Can you write out all the lines word for word, with no pictures?
########
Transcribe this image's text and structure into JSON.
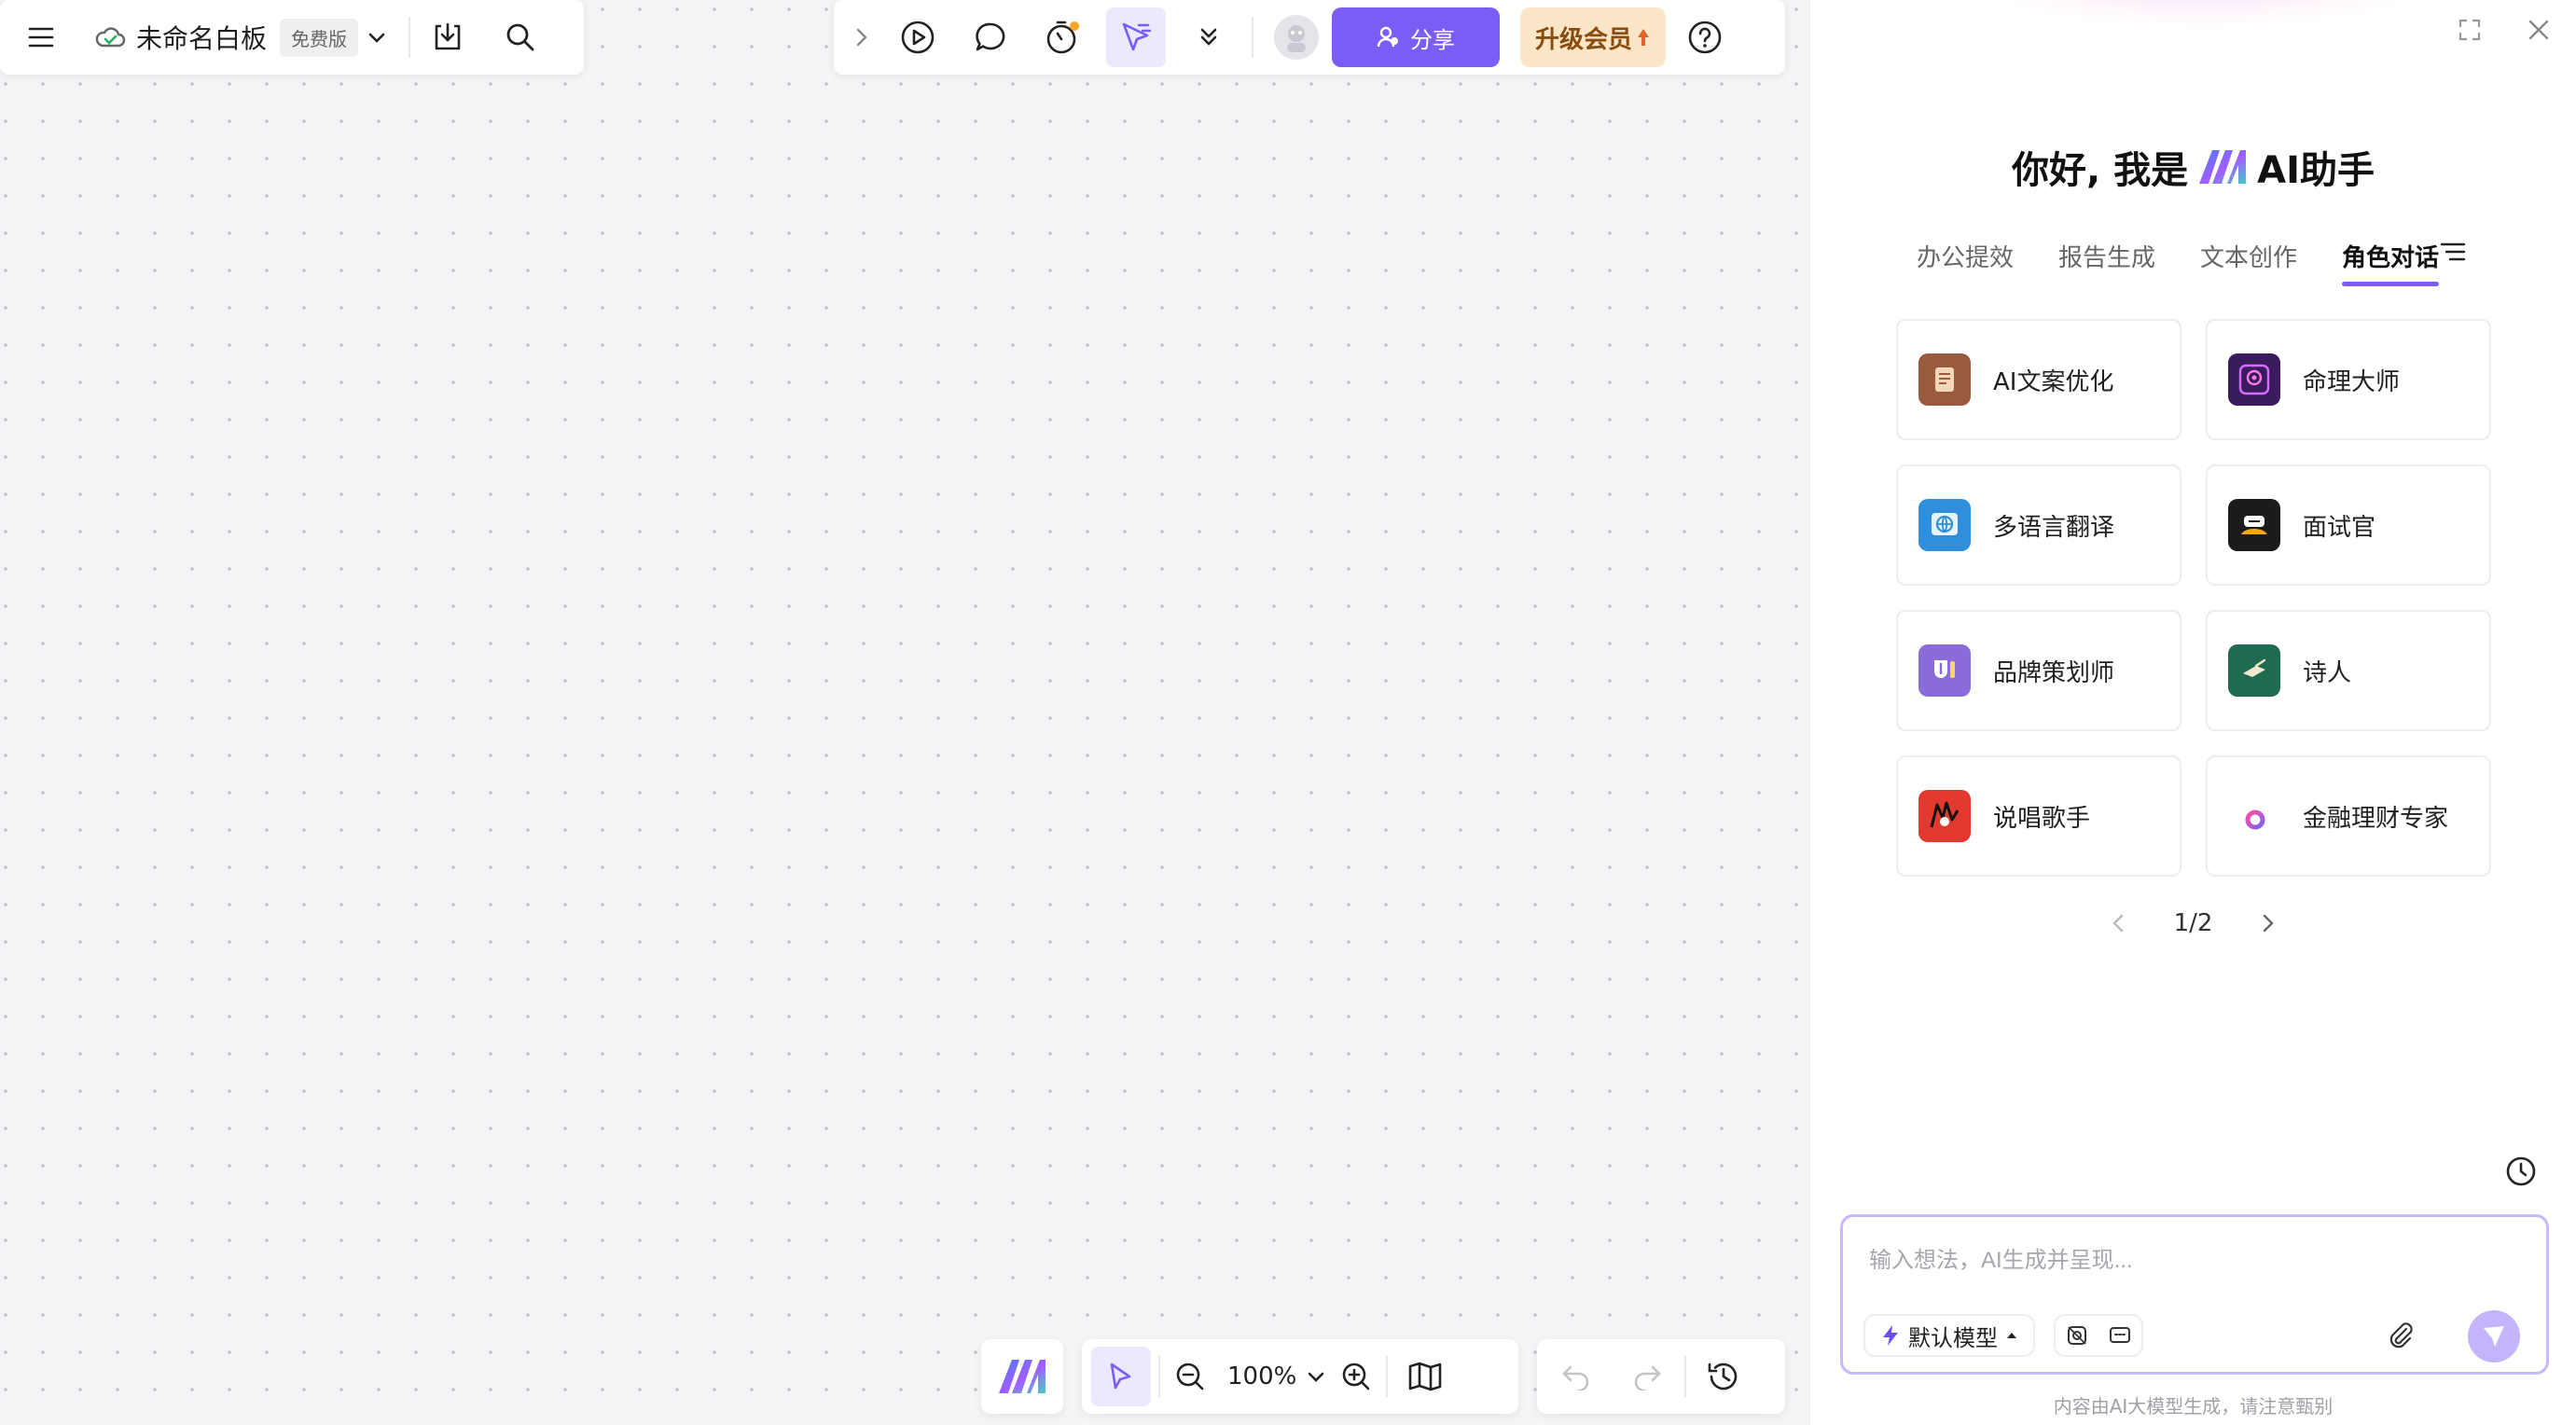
{
  "doc": {
    "title": "未命名白板",
    "plan_badge": "免费版"
  },
  "top": {
    "share_label": "分享",
    "upgrade_label": "升级会员"
  },
  "zoom": {
    "value": "100%"
  },
  "assistant": {
    "greeting_prefix": "你好, 我是",
    "greeting_suffix": "AI助手",
    "tabs": [
      {
        "label": "办公提效",
        "active": false
      },
      {
        "label": "报告生成",
        "active": false
      },
      {
        "label": "文本创作",
        "active": false
      },
      {
        "label": "角色对话",
        "active": true
      }
    ],
    "cards": [
      {
        "label": "AI文案优化",
        "icon": "copywriting-icon",
        "color": "#9a5a3d"
      },
      {
        "label": "命理大师",
        "icon": "fortune-icon",
        "color": "#3a1b5e"
      },
      {
        "label": "多语言翻译",
        "icon": "translate-icon",
        "color": "#2f8fdc"
      },
      {
        "label": "面试官",
        "icon": "interviewer-icon",
        "color": "#1b1b1b"
      },
      {
        "label": "品牌策划师",
        "icon": "brand-icon",
        "color": "#8a6cd9"
      },
      {
        "label": "诗人",
        "icon": "poet-icon",
        "color": "#1f6b4f"
      },
      {
        "label": "说唱歌手",
        "icon": "rapper-icon",
        "color": "#e33a2f"
      },
      {
        "label": "金融理财专家",
        "icon": "finance-icon",
        "color": "#ffffff"
      }
    ],
    "pager": "1/2",
    "input_placeholder": "输入想法，AI生成并呈现...",
    "model_label": "默认模型",
    "disclaimer": "内容由AI大模型生成，请注意甄别"
  },
  "colors": {
    "accent": "#7b5cf5",
    "vip_bg": "#fbe7c8",
    "vip_text": "#8a4b0f"
  }
}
########
■ In response:
Transcribe this image's text and structure into JSON.
{
  "doc": {
    "title": "未命名白板",
    "plan_badge": "免费版"
  },
  "top": {
    "share_label": "分享",
    "upgrade_label": "升级会员"
  },
  "zoom": {
    "value": "100%"
  },
  "assistant": {
    "greeting_prefix": "你好, 我是",
    "greeting_suffix": "AI助手",
    "tabs": [
      {
        "label": "办公提效",
        "active": false
      },
      {
        "label": "报告生成",
        "active": false
      },
      {
        "label": "文本创作",
        "active": false
      },
      {
        "label": "角色对话",
        "active": true
      }
    ],
    "cards": [
      {
        "label": "AI文案优化",
        "icon": "copywriting-icon",
        "color": "#9a5a3d"
      },
      {
        "label": "命理大师",
        "icon": "fortune-icon",
        "color": "#3a1b5e"
      },
      {
        "label": "多语言翻译",
        "icon": "translate-icon",
        "color": "#2f8fdc"
      },
      {
        "label": "面试官",
        "icon": "interviewer-icon",
        "color": "#1b1b1b"
      },
      {
        "label": "品牌策划师",
        "icon": "brand-icon",
        "color": "#8a6cd9"
      },
      {
        "label": "诗人",
        "icon": "poet-icon",
        "color": "#1f6b4f"
      },
      {
        "label": "说唱歌手",
        "icon": "rapper-icon",
        "color": "#e33a2f"
      },
      {
        "label": "金融理财专家",
        "icon": "finance-icon",
        "color": "#ffffff"
      }
    ],
    "pager": "1/2",
    "input_placeholder": "输入想法，AI生成并呈现...",
    "model_label": "默认模型",
    "disclaimer": "内容由AI大模型生成，请注意甄别"
  },
  "colors": {
    "accent": "#7b5cf5",
    "vip_bg": "#fbe7c8",
    "vip_text": "#8a4b0f"
  }
}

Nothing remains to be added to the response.